## Requirements:
Leaving out all images, write out the records that follow exactly.

Dataset entries

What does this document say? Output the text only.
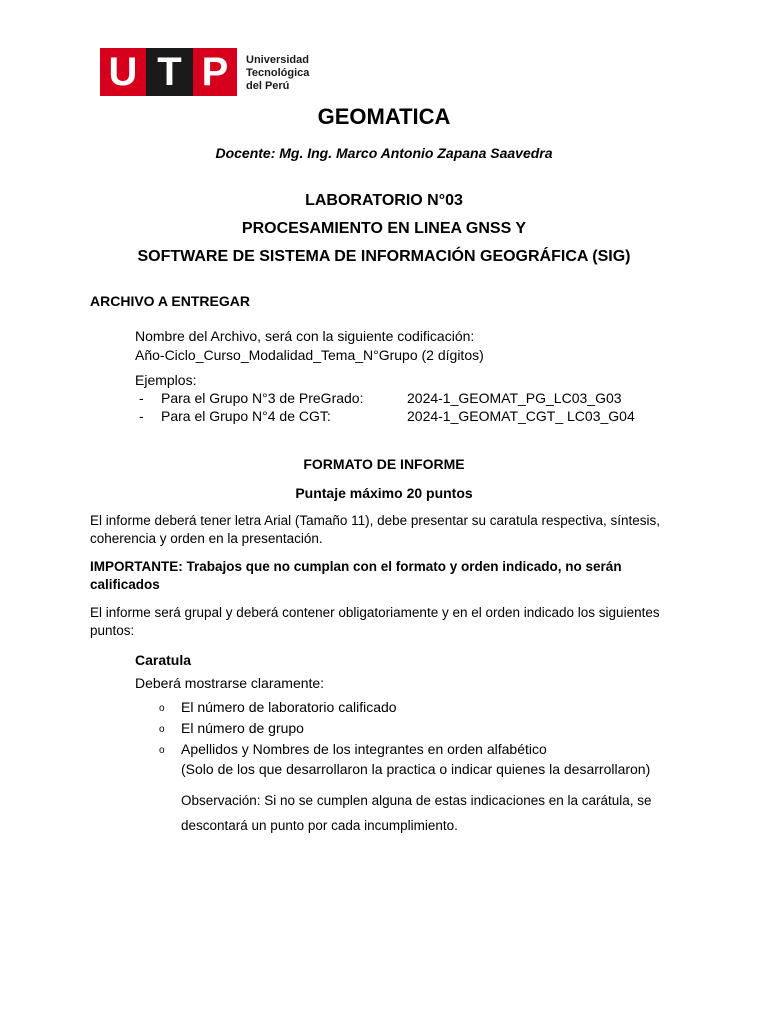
U T P	Universidad
Tecnológica
del Perú
GEOMATICA
Docente: Mg. Ing. Marco Antonio Zapana Saavedra
LABORATORIO N°03
PROCESAMIENTO EN LINEA GNSS Y
SOFTWARE DE SISTEMA DE INFORMACIÓN GEOGRÁFICA (SIG)
ARCHIVO A ENTREGAR
Nombre del Archivo, será con la siguiente codificación:
Año-Ciclo_Curso_Modalidad_Tema_N°Grupo (2 dígitos)
Ejemplos:
- Para el Grupo N°3 de PreGrado:	2024-1_GEOMAT_PG_LC03_G03
- Para el Grupo N°4 de CGT:	2024-1_GEOMAT_CGT_ LC03_G04
FORMATO DE INFORME
Puntaje máximo 20 puntos
El informe deberá tener letra Arial (Tamaño 11), debe presentar su caratula respectiva, síntesis,
coherencia y orden en la presentación.
IMPORTANTE: Trabajos que no cumplan con el formato y orden indicado, no serán
calificados
El informe será grupal y deberá contener obligatoriamente y en el orden indicado los siguientes
puntos:
Caratula
Deberá mostrarse claramente:
o El número de laboratorio calificado
o El número de grupo
o Apellidos y Nombres de los integrantes en orden alfabético
(Solo de los que desarrollaron la practica o indicar quienes la desarrollaron)
Observación: Si no se cumplen alguna de estas indicaciones en la carátula, se
descontará un punto por cada incumplimiento.
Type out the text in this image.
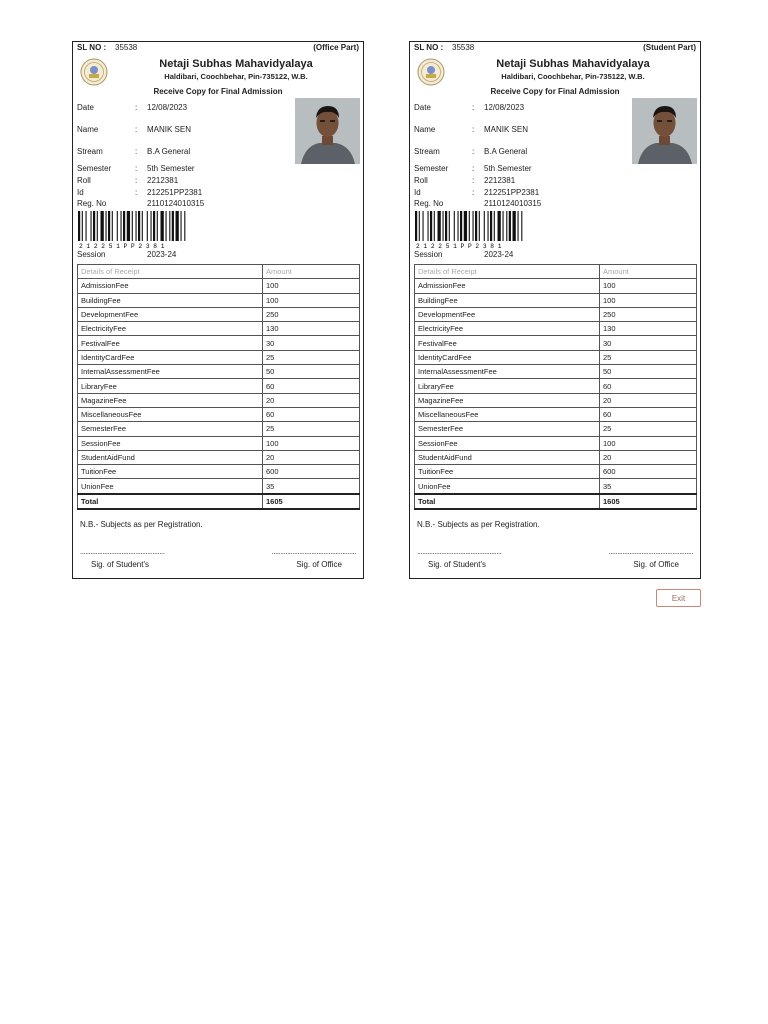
SL NO : 35538	(Office Part)
Netaji Subhas Mahavidyalaya
Haldibari, Coochbehar, Pin-735122, W.B.
Receive Copy for Final Admission
Date	: 12/08/2023
Name	: MANIK SEN
Stream	: B.A General
Semester	: 5th Semester
Roll	: 2212381
Id	: 212251PP2381
Reg. No	2110124010315
2 1 2 2 5 1 P P 2 3 8 1
Session	2023-24
Details of Receipt	Amount
AdmissionFee	100
BuildingFee	100
DevelopmentFee	250
ElectricityFee	130
FestivalFee	30
IdentityCardFee	25
InternalAssessmentFee	50
LibraryFee	60
MagazineFee	20
MiscellaneousFee	60
SemesterFee	25
SessionFee	100
StudentAidFund	20
TuitionFee	600
UnionFee	35
Total	1605
N.B.- Subjects as per Registration.
.................................................	.................................................
Sig. of Student's	Sig. of Office
SL NO : 35538	(Student Part)
Netaji Subhas Mahavidyalaya
Haldibari, Coochbehar, Pin-735122, W.B.
Receive Copy for Final Admission
Date	: 12/08/2023
Name	: MANIK SEN
Stream	: B.A General
Semester	: 5th Semester
Roll	: 2212381
Id	: 212251PP2381
Reg. No	2110124010315
2 1 2 2 5 1 P P 2 3 8 1
Session	2023-24
Details of Receipt	Amount
AdmissionFee	100
BuildingFee	100
DevelopmentFee	250
ElectricityFee	130
FestivalFee	30
IdentityCardFee	25
InternalAssessmentFee	50
LibraryFee	60
MagazineFee	20
MiscellaneousFee	60
SemesterFee	25
SessionFee	100
StudentAidFund	20
TuitionFee	600
UnionFee	35
Total	1605
N.B.- Subjects as per Registration.
.................................................	.................................................
Sig. of Student's	Sig. of Office
Exit
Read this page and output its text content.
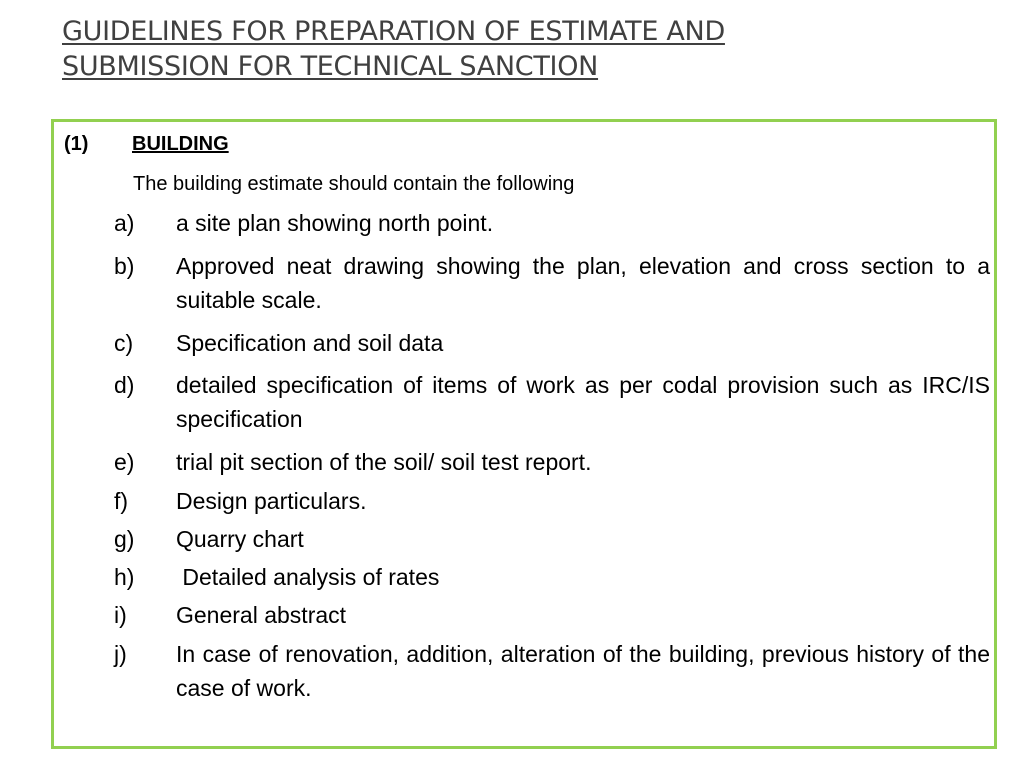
GUIDELINES FOR PREPARATION OF ESTIMATE AND
SUBMISSION FOR TECHNICAL SANCTION
(1) BUILDING
The building estimate should contain the following
a)	a site plan showing north point.
b)	Approved neat drawing showing the plan, elevation and cross section to a suitable scale.
c)	Specification and soil data
d)	detailed specification of items of work as per codal provision such as IRC/IS specification
e)	trial pit section of the soil/ soil test report.
f)	Design particulars.
g)	Quarry chart
h)	Detailed analysis of rates
i)	General abstract
j)	In case of renovation, addition, alteration of the building, previous history of the case of work.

## Solution for this exercise:
What does this document say? Output the text only.
U T P	Universidad
Tecnológica
del Perú
GEOMATICA
Docente: Mg. Ing. Marco Antonio Zapana Saavedra
LABORATORIO N°03
PROCESAMIENTO EN LINEA GNSS Y
SOFTWARE DE SISTEMA DE INFORMACIÓN GEOGRÁFICA (SIG)
ARCHIVO A ENTREGAR
Nombre del Archivo, será con la siguiente codificación:
Año-Ciclo_Curso_Modalidad_Tema_N°Grupo (2 dígitos)
Ejemplos:
- Para el Grupo N°3 de PreGrado:	2024-1_GEOMAT_PG_LC03_G03
- Para el Grupo N°4 de CGT:	2024-1_GEOMAT_CGT_ LC03_G04
FORMATO DE INFORME
Puntaje máximo 20 puntos
El informe deberá tener letra Arial (Tamaño 11), debe presentar su caratula respectiva, síntesis,
coherencia y orden en la presentación.
IMPORTANTE: Trabajos que no cumplan con el formato y orden indicado, no serán
calificados
El informe será grupal y deberá contener obligatoriamente y en el orden indicado los siguientes
puntos:
Caratula
Deberá mostrarse claramente:
o El número de laboratorio calificado
o El número de grupo
o Apellidos y Nombres de los integrantes en orden alfabético
(Solo de los que desarrollaron la practica o indicar quienes la desarrollaron)
Observación: Si no se cumplen alguna de estas indicaciones en la carátula, se
descontará un punto por cada incumplimiento.
Type out the text in this image.
SL NO : 35538	(Office Part)
Netaji Subhas Mahavidyalaya
Haldibari, Coochbehar, Pin-735122, W.B.
Receive Copy for Final Admission
Date	: 12/08/2023
Name	: MANIK SEN
Stream	: B.A General
Semester	: 5th Semester
Roll	: 2212381
Id	: 212251PP2381
Reg. No	2110124010315
2 1 2 2 5 1 P P 2 3 8 1
Session	2023-24
Details of Receipt	Amount
AdmissionFee	100
BuildingFee	100
DevelopmentFee	250
ElectricityFee	130
FestivalFee	30
IdentityCardFee	25
InternalAssessmentFee	50
LibraryFee	60
MagazineFee	20
MiscellaneousFee	60
SemesterFee	25
SessionFee	100
StudentAidFund	20
TuitionFee	600
UnionFee	35
Total	1605
N.B.- Subjects as per Registration.
.................................................	.................................................
Sig. of Student's	Sig. of Office
SL NO : 35538	(Student Part)
Netaji Subhas Mahavidyalaya
Haldibari, Coochbehar, Pin-735122, W.B.
Receive Copy for Final Admission
Date	: 12/08/2023
Name	: MANIK SEN
Stream	: B.A General
Semester	: 5th Semester
Roll	: 2212381
Id	: 212251PP2381
Reg. No	2110124010315
2 1 2 2 5 1 P P 2 3 8 1
Session	2023-24
Details of Receipt	Amount
AdmissionFee	100
BuildingFee	100
DevelopmentFee	250
ElectricityFee	130
FestivalFee	30
IdentityCardFee	25
InternalAssessmentFee	50
LibraryFee	60
MagazineFee	20
MiscellaneousFee	60
SemesterFee	25
SessionFee	100
StudentAidFund	20
TuitionFee	600
UnionFee	35
Total	1605
N.B.- Subjects as per Registration.
.................................................	.................................................
Sig. of Student's	Sig. of Office
Exit
Read this page and output its text content.
GUIDELINES FOR PREPARATION OF ESTIMATE AND
SUBMISSION FOR TECHNICAL SANCTION
(1) BUILDING
The building estimate should contain the following
a)	a site plan showing north point.
b)	Approved neat drawing showing the plan, elevation and cross section to a suitable scale.
c)	Specification and soil data
d)	detailed specification of items of work as per codal provision such as IRC/IS specification
e)	trial pit section of the soil/ soil test report.
f)	Design particulars.
g)	Quarry chart
h)	Detailed analysis of rates
i)	General abstract
j)	In case of renovation, addition, alteration of the building, previous history of the case of work.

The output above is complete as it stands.